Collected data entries

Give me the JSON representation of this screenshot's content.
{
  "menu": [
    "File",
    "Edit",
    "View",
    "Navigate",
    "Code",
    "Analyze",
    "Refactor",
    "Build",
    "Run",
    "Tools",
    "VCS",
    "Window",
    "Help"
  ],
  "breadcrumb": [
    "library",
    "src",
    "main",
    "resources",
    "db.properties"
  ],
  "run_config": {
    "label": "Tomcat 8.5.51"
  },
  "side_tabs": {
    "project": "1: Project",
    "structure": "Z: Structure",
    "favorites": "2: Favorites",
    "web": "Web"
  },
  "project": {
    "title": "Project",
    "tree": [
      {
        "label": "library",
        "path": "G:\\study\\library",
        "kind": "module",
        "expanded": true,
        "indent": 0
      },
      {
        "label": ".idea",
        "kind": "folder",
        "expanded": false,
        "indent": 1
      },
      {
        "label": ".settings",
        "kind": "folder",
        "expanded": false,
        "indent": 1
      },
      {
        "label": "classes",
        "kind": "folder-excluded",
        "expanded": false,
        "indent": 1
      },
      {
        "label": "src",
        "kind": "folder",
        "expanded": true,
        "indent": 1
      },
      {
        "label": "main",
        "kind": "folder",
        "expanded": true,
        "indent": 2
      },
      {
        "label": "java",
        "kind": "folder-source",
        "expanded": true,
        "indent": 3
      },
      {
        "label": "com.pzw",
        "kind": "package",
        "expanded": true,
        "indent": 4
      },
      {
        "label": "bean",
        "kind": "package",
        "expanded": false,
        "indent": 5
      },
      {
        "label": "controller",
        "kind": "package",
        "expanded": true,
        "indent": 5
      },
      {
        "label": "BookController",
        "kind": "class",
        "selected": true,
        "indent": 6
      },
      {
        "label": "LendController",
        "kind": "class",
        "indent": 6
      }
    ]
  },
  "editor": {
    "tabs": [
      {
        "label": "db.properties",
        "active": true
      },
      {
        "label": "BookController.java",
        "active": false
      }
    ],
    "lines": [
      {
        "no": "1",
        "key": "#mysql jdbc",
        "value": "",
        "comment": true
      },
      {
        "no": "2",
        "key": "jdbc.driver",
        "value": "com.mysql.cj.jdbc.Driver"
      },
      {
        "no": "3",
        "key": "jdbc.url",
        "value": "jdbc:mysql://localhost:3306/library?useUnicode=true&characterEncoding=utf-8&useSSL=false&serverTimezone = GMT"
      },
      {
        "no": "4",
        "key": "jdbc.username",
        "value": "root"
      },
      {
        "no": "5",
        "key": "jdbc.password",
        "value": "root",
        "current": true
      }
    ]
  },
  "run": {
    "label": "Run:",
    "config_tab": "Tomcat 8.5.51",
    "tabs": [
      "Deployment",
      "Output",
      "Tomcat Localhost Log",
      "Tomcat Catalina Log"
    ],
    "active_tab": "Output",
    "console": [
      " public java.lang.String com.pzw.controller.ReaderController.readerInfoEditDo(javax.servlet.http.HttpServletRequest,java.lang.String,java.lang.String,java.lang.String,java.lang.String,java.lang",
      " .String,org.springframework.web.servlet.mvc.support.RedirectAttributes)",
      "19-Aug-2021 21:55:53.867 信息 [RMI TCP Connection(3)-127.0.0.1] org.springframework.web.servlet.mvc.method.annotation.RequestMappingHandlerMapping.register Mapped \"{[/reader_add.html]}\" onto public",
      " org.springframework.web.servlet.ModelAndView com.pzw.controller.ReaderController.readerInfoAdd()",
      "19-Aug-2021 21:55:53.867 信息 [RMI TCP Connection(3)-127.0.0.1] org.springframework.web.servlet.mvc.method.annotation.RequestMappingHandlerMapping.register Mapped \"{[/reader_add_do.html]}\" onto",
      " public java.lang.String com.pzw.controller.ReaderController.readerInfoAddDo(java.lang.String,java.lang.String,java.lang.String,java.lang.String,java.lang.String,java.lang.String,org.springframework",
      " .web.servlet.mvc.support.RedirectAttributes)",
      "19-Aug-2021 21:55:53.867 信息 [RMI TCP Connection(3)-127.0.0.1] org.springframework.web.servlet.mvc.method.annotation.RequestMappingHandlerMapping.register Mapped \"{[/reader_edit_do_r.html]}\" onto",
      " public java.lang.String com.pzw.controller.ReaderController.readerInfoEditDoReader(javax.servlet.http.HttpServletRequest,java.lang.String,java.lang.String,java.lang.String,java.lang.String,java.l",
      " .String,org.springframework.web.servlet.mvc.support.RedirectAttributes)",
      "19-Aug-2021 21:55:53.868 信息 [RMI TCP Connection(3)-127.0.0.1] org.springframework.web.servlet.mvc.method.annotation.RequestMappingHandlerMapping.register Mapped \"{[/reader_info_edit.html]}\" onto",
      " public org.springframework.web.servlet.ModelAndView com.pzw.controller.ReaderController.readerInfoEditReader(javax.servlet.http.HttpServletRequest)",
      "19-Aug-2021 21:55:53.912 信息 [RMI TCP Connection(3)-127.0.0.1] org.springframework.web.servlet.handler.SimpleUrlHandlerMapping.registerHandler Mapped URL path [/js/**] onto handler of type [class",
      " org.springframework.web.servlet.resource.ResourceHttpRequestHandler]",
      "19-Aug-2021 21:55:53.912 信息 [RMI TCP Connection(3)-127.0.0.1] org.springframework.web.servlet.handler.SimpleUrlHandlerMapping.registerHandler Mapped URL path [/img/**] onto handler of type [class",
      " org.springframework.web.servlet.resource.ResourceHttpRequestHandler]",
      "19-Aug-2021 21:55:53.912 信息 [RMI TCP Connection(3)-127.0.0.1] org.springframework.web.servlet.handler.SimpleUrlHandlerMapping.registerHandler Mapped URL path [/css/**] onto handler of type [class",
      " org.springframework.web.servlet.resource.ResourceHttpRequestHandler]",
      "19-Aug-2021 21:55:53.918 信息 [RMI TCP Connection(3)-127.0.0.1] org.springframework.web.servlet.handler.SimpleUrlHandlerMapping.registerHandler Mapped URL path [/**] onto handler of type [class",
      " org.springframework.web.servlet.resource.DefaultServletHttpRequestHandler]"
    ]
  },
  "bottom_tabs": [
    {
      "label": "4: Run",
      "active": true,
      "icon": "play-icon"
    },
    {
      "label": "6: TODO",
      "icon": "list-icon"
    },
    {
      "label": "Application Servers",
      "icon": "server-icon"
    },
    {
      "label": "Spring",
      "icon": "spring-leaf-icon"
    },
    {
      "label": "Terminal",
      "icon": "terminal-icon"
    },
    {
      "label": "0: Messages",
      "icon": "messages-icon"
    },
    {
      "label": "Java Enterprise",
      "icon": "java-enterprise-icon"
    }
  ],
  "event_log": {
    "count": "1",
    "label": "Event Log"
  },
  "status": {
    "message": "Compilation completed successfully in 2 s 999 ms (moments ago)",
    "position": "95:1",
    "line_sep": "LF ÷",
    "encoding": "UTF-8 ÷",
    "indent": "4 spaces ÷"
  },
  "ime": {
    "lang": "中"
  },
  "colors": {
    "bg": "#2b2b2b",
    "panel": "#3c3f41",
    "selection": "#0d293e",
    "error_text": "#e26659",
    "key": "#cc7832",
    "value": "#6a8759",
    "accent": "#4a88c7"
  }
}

Goal >> Retype the material above, line by line, exactly.

Exercise result >>
Give me the JSON representation of this screenshot's content.
{
  "menu": [
    "File",
    "Edit",
    "View",
    "Navigate",
    "Code",
    "Analyze",
    "Refactor",
    "Build",
    "Run",
    "Tools",
    "VCS",
    "Window",
    "Help"
  ],
  "breadcrumb": [
    "library",
    "src",
    "main",
    "resources",
    "db.properties"
  ],
  "run_config": {
    "label": "Tomcat 8.5.51"
  },
  "side_tabs": {
    "project": "1: Project",
    "structure": "Z: Structure",
    "favorites": "2: Favorites",
    "web": "Web"
  },
  "project": {
    "title": "Project",
    "tree": [
      {
        "label": "library",
        "path": "G:\\study\\library",
        "kind": "module",
        "expanded": true,
        "indent": 0
      },
      {
        "label": ".idea",
        "kind": "folder",
        "expanded": false,
        "indent": 1
      },
      {
        "label": ".settings",
        "kind": "folder",
        "expanded": false,
        "indent": 1
      },
      {
        "label": "classes",
        "kind": "folder-excluded",
        "expanded": false,
        "indent": 1
      },
      {
        "label": "src",
        "kind": "folder",
        "expanded": true,
        "indent": 1
      },
      {
        "label": "main",
        "kind": "folder",
        "expanded": true,
        "indent": 2
      },
      {
        "label": "java",
        "kind": "folder-source",
        "expanded": true,
        "indent": 3
      },
      {
        "label": "com.pzw",
        "kind": "package",
        "expanded": true,
        "indent": 4
      },
      {
        "label": "bean",
        "kind": "package",
        "expanded": false,
        "indent": 5
      },
      {
        "label": "controller",
        "kind": "package",
        "expanded": true,
        "indent": 5
      },
      {
        "label": "BookController",
        "kind": "class",
        "selected": true,
        "indent": 6
      },
      {
        "label": "LendController",
        "kind": "class",
        "indent": 6
      }
    ]
  },
  "editor": {
    "tabs": [
      {
        "label": "db.properties",
        "active": true
      },
      {
        "label": "BookController.java",
        "active": false
      }
    ],
    "lines": [
      {
        "no": "1",
        "key": "#mysql jdbc",
        "value": "",
        "comment": true
      },
      {
        "no": "2",
        "key": "jdbc.driver",
        "value": "com.mysql.cj.jdbc.Driver"
      },
      {
        "no": "3",
        "key": "jdbc.url",
        "value": "jdbc:mysql://localhost:3306/library?useUnicode=true&characterEncoding=utf-8&useSSL=false&serverTimezone = GMT"
      },
      {
        "no": "4",
        "key": "jdbc.username",
        "value": "root"
      },
      {
        "no": "5",
        "key": "jdbc.password",
        "value": "root",
        "current": true
      }
    ]
  },
  "run": {
    "label": "Run:",
    "config_tab": "Tomcat 8.5.51",
    "tabs": [
      "Deployment",
      "Output",
      "Tomcat Localhost Log",
      "Tomcat Catalina Log"
    ],
    "active_tab": "Output",
    "console": [
      " public java.lang.String com.pzw.controller.ReaderController.readerInfoEditDo(javax.servlet.http.HttpServletRequest,java.lang.String,java.lang.String,java.lang.String,java.lang.String,java.lang",
      " .String,org.springframework.web.servlet.mvc.support.RedirectAttributes)",
      "19-Aug-2021 21:55:53.867 信息 [RMI TCP Connection(3)-127.0.0.1] org.springframework.web.servlet.mvc.method.annotation.RequestMappingHandlerMapping.register Mapped \"{[/reader_add.html]}\" onto public",
      " org.springframework.web.servlet.ModelAndView com.pzw.controller.ReaderController.readerInfoAdd()",
      "19-Aug-2021 21:55:53.867 信息 [RMI TCP Connection(3)-127.0.0.1] org.springframework.web.servlet.mvc.method.annotation.RequestMappingHandlerMapping.register Mapped \"{[/reader_add_do.html]}\" onto",
      " public java.lang.String com.pzw.controller.ReaderController.readerInfoAddDo(java.lang.String,java.lang.String,java.lang.String,java.lang.String,java.lang.String,java.lang.String,org.springframework",
      " .web.servlet.mvc.support.RedirectAttributes)",
      "19-Aug-2021 21:55:53.867 信息 [RMI TCP Connection(3)-127.0.0.1] org.springframework.web.servlet.mvc.method.annotation.RequestMappingHandlerMapping.register Mapped \"{[/reader_edit_do_r.html]}\" onto",
      " public java.lang.String com.pzw.controller.ReaderController.readerInfoEditDoReader(javax.servlet.http.HttpServletRequest,java.lang.String,java.lang.String,java.lang.String,java.lang.String,java.l",
      " .String,org.springframework.web.servlet.mvc.support.RedirectAttributes)",
      "19-Aug-2021 21:55:53.868 信息 [RMI TCP Connection(3)-127.0.0.1] org.springframework.web.servlet.mvc.method.annotation.RequestMappingHandlerMapping.register Mapped \"{[/reader_info_edit.html]}\" onto",
      " public org.springframework.web.servlet.ModelAndView com.pzw.controller.ReaderController.readerInfoEditReader(javax.servlet.http.HttpServletRequest)",
      "19-Aug-2021 21:55:53.912 信息 [RMI TCP Connection(3)-127.0.0.1] org.springframework.web.servlet.handler.SimpleUrlHandlerMapping.registerHandler Mapped URL path [/js/**] onto handler of type [class",
      " org.springframework.web.servlet.resource.ResourceHttpRequestHandler]",
      "19-Aug-2021 21:55:53.912 信息 [RMI TCP Connection(3)-127.0.0.1] org.springframework.web.servlet.handler.SimpleUrlHandlerMapping.registerHandler Mapped URL path [/img/**] onto handler of type [class",
      " org.springframework.web.servlet.resource.ResourceHttpRequestHandler]",
      "19-Aug-2021 21:55:53.912 信息 [RMI TCP Connection(3)-127.0.0.1] org.springframework.web.servlet.handler.SimpleUrlHandlerMapping.registerHandler Mapped URL path [/css/**] onto handler of type [class",
      " org.springframework.web.servlet.resource.ResourceHttpRequestHandler]",
      "19-Aug-2021 21:55:53.918 信息 [RMI TCP Connection(3)-127.0.0.1] org.springframework.web.servlet.handler.SimpleUrlHandlerMapping.registerHandler Mapped URL path [/**] onto handler of type [class",
      " org.springframework.web.servlet.resource.DefaultServletHttpRequestHandler]"
    ]
  },
  "bottom_tabs": [
    {
      "label": "4: Run",
      "active": true,
      "icon": "play-icon"
    },
    {
      "label": "6: TODO",
      "icon": "list-icon"
    },
    {
      "label": "Application Servers",
      "icon": "server-icon"
    },
    {
      "label": "Spring",
      "icon": "spring-leaf-icon"
    },
    {
      "label": "Terminal",
      "icon": "terminal-icon"
    },
    {
      "label": "0: Messages",
      "icon": "messages-icon"
    },
    {
      "label": "Java Enterprise",
      "icon": "java-enterprise-icon"
    }
  ],
  "event_log": {
    "count": "1",
    "label": "Event Log"
  },
  "status": {
    "message": "Compilation completed successfully in 2 s 999 ms (moments ago)",
    "position": "95:1",
    "line_sep": "LF ÷",
    "encoding": "UTF-8 ÷",
    "indent": "4 spaces ÷"
  },
  "ime": {
    "lang": "中"
  },
  "colors": {
    "bg": "#2b2b2b",
    "panel": "#3c3f41",
    "selection": "#0d293e",
    "error_text": "#e26659",
    "key": "#cc7832",
    "value": "#6a8759",
    "accent": "#4a88c7"
  }
}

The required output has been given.